* BEGIN Entries *

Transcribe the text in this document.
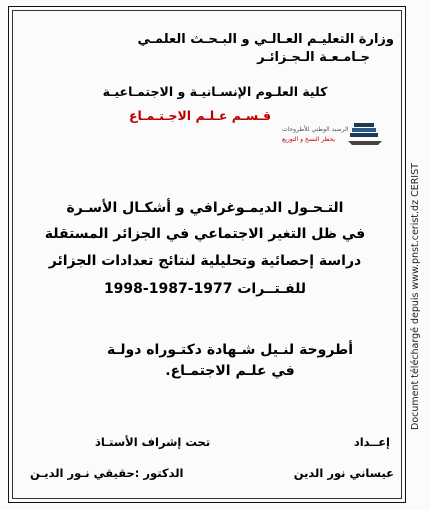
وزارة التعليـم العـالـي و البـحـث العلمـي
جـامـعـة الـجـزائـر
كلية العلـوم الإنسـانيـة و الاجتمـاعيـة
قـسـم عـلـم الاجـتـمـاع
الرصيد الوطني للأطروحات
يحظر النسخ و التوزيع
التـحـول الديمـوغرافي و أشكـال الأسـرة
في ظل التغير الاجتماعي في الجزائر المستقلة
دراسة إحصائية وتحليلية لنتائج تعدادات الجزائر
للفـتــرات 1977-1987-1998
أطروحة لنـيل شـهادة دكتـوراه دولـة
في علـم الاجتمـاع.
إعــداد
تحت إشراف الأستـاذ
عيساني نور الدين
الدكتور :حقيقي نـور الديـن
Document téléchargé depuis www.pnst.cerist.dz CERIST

* END Entries *
* BEGIN Entries *

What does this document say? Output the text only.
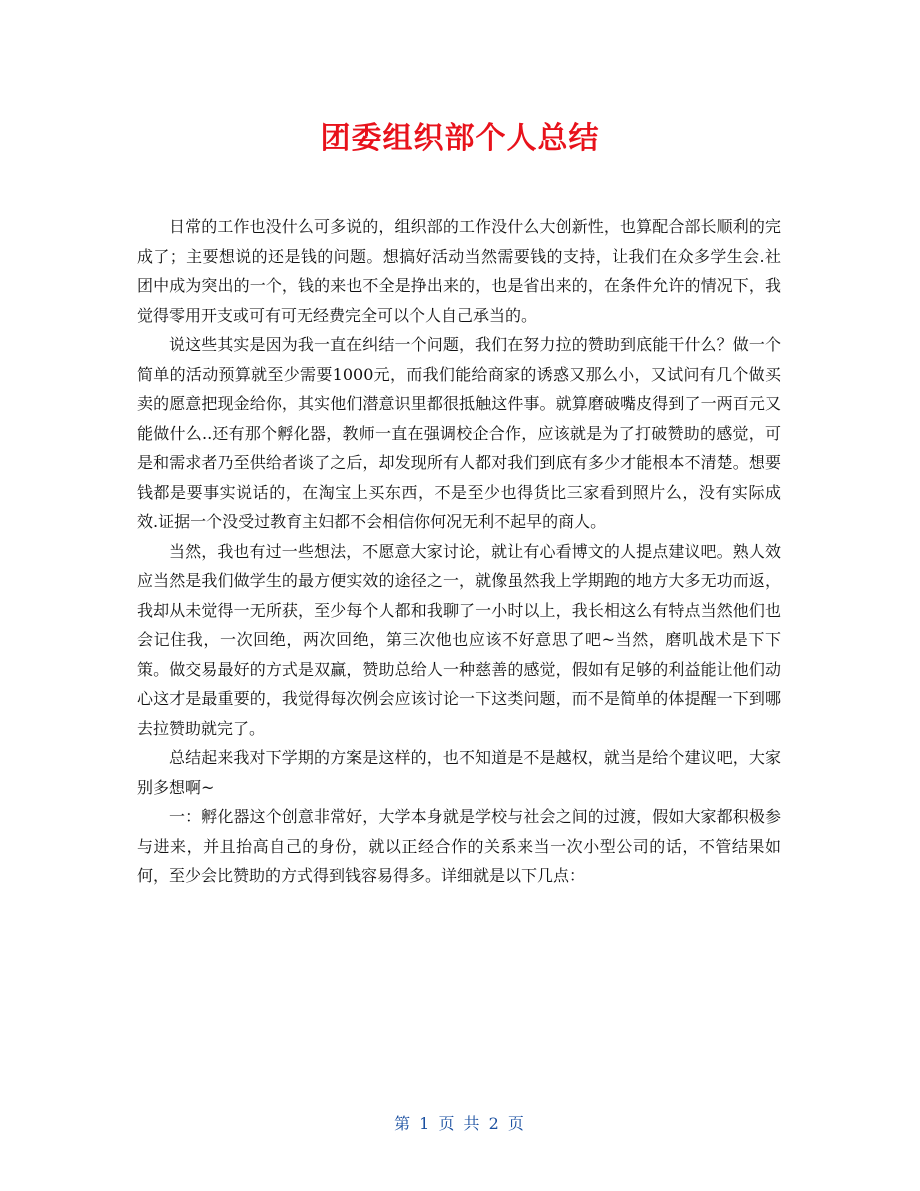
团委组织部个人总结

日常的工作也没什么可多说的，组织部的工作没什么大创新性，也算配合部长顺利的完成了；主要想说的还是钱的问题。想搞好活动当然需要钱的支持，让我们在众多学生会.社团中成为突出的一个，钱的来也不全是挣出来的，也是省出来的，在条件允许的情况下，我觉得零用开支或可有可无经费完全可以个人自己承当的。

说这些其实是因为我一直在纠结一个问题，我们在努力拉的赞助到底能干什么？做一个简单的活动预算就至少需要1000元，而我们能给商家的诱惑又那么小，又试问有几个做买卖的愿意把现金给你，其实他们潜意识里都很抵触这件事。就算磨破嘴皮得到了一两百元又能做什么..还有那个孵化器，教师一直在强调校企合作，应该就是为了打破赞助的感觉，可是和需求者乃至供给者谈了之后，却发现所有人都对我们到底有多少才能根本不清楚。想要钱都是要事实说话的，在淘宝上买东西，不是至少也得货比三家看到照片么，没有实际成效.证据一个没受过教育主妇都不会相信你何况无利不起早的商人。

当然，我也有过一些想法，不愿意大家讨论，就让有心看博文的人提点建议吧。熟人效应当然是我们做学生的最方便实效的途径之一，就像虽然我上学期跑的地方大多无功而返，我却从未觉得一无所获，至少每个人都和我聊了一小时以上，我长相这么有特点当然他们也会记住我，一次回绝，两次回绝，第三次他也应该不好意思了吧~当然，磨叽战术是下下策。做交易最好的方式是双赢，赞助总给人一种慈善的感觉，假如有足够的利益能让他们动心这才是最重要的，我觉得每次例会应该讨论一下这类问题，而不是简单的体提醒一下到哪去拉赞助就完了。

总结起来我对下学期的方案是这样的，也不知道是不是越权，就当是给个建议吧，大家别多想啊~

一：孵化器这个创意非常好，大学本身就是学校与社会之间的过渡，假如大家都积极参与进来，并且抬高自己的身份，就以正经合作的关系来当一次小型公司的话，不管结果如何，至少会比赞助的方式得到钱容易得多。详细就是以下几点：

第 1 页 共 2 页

* END Entries *
* BEGIN Entries *

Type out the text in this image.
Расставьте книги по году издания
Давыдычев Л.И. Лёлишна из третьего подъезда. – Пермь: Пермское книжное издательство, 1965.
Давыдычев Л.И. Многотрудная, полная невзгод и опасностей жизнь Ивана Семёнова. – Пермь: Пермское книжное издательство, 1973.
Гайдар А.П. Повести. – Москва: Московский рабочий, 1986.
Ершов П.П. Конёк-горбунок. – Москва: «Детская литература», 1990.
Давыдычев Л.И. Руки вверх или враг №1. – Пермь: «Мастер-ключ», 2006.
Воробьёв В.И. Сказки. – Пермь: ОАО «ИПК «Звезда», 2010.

* END Entries *

> _What to work on_:
In the records above, collect each line with "Давыдычев".

> _Result_:
Давыдычев Л.И. Лёлишна из третьего подъезда. – Пермь: Пермское книжное издательство, 1965.
Давыдычев Л.И. Многотрудная, полная невзгод и опасностей жизнь Ивана Семёнова. – Пермь: Пермское книжное издательство, 1973.
Давыдычев Л.И. Руки вверх или враг №1. – Пермь: «Мастер-ключ», 2006.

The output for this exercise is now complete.